* begin *

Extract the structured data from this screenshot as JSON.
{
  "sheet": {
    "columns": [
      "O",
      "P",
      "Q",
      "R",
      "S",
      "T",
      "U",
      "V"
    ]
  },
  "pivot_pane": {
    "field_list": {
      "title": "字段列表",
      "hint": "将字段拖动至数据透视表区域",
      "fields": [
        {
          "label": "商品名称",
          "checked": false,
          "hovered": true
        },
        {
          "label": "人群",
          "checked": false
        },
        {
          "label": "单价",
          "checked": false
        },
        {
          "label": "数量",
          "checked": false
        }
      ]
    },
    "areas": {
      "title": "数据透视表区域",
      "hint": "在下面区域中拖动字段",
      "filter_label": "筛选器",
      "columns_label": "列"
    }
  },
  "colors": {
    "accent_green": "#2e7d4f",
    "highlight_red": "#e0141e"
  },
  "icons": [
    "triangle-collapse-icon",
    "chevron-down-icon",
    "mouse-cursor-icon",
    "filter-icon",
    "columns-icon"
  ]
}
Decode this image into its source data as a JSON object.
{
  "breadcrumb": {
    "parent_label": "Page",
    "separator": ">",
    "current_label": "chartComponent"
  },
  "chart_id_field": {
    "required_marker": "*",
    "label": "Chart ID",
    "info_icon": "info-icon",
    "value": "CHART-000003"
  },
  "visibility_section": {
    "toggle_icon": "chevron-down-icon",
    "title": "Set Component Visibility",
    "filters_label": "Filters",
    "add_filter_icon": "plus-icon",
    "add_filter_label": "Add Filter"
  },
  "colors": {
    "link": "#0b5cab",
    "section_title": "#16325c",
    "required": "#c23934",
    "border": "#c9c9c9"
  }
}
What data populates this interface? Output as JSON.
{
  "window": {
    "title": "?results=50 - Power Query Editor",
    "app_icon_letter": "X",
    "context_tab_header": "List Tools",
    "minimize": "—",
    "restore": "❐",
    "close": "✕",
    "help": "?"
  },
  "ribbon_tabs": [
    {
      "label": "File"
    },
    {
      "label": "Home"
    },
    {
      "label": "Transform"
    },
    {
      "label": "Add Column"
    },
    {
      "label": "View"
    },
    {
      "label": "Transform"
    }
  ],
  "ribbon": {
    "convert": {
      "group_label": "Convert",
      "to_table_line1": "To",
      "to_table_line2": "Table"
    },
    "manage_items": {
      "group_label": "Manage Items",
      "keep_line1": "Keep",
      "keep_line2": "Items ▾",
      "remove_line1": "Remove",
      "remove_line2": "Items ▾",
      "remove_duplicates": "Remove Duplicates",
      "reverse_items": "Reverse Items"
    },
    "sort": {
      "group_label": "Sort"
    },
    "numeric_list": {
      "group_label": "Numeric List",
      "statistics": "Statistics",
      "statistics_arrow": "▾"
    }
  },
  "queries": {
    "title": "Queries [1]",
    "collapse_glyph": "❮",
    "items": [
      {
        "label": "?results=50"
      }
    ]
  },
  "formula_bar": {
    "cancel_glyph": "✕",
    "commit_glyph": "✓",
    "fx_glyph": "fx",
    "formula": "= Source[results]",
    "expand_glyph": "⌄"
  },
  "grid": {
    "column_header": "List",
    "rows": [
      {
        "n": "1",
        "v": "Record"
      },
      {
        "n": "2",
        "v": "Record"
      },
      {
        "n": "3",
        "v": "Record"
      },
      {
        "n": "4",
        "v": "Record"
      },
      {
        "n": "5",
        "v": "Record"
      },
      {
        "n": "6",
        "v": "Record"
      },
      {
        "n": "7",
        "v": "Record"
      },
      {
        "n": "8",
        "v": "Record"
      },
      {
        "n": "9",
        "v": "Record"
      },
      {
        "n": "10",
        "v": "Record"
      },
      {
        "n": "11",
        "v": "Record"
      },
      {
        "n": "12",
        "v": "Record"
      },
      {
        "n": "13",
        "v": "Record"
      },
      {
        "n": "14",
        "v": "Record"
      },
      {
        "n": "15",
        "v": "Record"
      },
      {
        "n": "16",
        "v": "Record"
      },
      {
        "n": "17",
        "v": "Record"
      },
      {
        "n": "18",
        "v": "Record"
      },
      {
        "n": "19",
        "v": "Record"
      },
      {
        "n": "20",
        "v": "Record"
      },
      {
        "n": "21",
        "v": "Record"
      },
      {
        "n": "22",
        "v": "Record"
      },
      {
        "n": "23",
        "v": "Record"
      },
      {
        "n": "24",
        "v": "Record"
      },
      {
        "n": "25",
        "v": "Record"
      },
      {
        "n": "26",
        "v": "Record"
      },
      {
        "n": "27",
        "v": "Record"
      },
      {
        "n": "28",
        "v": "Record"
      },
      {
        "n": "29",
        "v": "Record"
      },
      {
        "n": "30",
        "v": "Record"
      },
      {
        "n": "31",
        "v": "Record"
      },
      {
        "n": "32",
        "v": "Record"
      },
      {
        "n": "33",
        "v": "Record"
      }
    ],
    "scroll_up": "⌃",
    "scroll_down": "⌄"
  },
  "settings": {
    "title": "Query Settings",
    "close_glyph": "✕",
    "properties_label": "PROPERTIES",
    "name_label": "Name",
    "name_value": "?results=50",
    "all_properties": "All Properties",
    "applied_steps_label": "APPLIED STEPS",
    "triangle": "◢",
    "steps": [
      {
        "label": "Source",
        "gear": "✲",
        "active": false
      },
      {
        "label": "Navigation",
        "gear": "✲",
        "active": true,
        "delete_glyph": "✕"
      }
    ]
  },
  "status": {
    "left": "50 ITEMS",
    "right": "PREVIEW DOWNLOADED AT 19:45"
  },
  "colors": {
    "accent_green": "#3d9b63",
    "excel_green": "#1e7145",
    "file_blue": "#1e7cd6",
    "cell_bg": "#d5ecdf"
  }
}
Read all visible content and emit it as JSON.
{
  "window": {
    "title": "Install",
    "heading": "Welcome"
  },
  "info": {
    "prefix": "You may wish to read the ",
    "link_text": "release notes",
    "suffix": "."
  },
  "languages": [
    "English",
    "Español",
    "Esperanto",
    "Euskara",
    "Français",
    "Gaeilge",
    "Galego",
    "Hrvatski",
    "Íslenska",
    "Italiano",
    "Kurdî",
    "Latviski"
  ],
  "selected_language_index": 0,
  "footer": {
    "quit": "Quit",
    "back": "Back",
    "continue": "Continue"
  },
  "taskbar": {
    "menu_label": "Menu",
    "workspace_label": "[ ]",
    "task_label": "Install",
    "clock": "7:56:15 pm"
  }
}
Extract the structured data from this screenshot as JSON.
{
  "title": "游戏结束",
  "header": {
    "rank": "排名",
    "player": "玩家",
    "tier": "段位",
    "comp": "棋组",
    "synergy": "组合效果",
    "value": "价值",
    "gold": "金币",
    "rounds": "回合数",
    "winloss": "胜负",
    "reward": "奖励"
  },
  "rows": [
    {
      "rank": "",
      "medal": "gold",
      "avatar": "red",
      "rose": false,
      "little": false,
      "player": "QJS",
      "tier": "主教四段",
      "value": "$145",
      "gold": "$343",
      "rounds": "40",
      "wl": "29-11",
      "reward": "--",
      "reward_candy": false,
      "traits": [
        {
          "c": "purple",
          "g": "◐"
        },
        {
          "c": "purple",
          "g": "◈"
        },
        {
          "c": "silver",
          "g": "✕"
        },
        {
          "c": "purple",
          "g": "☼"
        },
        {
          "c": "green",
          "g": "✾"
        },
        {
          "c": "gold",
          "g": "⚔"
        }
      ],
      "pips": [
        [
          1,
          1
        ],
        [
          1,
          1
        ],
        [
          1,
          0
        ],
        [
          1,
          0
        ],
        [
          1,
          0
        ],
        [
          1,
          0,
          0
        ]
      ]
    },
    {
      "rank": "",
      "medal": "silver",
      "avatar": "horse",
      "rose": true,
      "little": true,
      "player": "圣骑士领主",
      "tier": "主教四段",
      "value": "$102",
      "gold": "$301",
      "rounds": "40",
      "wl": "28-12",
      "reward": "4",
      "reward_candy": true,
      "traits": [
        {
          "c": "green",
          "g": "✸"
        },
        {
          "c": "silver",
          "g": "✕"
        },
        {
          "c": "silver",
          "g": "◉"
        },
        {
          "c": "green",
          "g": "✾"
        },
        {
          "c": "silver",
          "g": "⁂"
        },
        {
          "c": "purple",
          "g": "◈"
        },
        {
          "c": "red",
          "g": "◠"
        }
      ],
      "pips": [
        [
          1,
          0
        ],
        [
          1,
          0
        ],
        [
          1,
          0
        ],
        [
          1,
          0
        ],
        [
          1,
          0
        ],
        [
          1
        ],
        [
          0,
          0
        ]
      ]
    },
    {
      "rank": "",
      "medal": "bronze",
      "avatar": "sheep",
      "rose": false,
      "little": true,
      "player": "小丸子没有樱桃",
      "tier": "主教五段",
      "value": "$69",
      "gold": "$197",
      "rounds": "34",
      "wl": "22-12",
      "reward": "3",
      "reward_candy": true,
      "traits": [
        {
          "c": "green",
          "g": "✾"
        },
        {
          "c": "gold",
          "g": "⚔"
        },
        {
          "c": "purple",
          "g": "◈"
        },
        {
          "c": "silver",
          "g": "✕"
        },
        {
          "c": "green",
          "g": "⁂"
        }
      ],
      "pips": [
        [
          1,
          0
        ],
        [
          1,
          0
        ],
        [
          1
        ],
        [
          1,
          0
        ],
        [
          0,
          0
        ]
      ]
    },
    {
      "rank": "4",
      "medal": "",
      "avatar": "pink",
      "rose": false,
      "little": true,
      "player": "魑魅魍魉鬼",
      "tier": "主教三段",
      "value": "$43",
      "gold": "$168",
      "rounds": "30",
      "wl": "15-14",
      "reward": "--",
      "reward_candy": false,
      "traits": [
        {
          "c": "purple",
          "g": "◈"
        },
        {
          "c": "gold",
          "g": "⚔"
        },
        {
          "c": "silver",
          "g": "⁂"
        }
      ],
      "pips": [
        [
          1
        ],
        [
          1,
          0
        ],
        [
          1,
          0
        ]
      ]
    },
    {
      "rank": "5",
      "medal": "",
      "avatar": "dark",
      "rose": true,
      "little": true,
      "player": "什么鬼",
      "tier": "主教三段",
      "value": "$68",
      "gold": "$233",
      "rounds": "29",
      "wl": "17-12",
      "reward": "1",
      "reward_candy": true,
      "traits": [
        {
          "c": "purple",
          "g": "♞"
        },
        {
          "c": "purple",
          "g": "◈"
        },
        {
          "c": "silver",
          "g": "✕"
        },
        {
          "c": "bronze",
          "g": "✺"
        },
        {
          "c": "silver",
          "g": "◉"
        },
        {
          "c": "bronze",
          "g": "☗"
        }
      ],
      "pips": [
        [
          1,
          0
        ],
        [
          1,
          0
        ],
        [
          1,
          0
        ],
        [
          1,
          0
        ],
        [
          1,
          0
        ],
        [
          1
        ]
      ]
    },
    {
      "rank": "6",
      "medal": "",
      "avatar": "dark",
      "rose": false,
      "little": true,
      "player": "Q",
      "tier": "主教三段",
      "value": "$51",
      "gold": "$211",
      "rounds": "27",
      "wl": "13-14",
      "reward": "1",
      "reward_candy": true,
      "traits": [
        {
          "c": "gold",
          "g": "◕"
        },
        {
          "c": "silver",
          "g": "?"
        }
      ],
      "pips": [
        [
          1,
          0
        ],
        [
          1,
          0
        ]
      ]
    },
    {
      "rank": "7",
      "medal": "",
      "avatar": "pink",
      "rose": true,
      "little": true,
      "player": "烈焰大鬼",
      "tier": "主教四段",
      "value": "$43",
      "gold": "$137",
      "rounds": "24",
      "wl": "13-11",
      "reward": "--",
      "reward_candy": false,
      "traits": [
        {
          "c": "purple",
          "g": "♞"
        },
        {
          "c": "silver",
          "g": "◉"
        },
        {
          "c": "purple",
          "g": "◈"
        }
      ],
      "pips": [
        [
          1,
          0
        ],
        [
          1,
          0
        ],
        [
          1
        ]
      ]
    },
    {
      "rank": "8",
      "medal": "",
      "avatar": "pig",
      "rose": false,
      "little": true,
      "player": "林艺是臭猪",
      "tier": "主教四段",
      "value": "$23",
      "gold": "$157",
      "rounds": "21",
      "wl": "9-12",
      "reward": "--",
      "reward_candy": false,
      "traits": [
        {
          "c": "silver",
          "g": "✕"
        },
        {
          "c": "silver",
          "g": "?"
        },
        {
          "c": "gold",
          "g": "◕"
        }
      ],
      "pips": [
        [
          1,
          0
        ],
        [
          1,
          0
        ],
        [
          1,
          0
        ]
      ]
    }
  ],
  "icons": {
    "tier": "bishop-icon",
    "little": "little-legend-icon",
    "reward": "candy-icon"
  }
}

* end *

▶ [Set problem] Pick out the lines that have the word "results". Copy them all.

▶ [Finished exercise]
    "title": "?results=50 - Power Query Editor",
        "label": "?results=50"
    "formula": "= Source[results]",
    "name_value": "?results=50",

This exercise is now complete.